Begin Record list
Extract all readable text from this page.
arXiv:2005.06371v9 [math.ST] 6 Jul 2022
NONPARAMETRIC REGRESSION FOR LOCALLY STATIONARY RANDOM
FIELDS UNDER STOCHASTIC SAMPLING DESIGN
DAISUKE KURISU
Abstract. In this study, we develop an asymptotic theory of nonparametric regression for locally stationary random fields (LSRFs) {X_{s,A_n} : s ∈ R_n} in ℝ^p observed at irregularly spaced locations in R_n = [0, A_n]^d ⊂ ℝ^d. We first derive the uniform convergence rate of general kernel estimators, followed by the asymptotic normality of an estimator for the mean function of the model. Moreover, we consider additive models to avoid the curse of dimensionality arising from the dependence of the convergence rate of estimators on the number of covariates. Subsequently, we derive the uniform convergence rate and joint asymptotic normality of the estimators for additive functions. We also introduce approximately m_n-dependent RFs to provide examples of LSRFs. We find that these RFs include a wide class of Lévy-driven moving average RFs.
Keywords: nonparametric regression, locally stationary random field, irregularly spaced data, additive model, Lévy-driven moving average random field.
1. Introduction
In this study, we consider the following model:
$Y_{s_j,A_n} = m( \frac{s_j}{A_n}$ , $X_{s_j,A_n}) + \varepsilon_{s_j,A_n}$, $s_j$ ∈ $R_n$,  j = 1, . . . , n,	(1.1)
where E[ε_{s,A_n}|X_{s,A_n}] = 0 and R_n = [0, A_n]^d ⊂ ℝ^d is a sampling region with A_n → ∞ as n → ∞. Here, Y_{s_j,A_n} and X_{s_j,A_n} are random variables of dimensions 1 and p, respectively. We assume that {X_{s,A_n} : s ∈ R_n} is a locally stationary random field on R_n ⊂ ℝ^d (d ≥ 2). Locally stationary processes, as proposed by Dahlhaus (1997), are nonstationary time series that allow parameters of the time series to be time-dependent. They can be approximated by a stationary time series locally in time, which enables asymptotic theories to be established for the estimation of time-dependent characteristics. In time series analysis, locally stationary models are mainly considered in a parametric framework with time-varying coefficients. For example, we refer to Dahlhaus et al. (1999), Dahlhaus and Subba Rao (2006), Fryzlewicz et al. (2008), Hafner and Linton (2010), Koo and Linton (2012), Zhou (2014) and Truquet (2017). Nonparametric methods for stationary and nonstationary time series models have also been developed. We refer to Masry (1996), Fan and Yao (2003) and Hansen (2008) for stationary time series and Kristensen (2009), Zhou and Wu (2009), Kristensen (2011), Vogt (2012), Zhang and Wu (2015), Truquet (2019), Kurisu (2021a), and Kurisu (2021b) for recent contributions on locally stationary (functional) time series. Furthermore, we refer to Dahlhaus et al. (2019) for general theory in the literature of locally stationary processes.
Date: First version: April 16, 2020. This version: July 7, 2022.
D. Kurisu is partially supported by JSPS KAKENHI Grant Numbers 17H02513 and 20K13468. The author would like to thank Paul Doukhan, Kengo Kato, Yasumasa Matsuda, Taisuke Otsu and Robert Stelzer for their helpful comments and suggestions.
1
End Record list
**Task brief**
Count every line in the data that contains the word "from", then give that count and nothing else.

**Problem solution**
2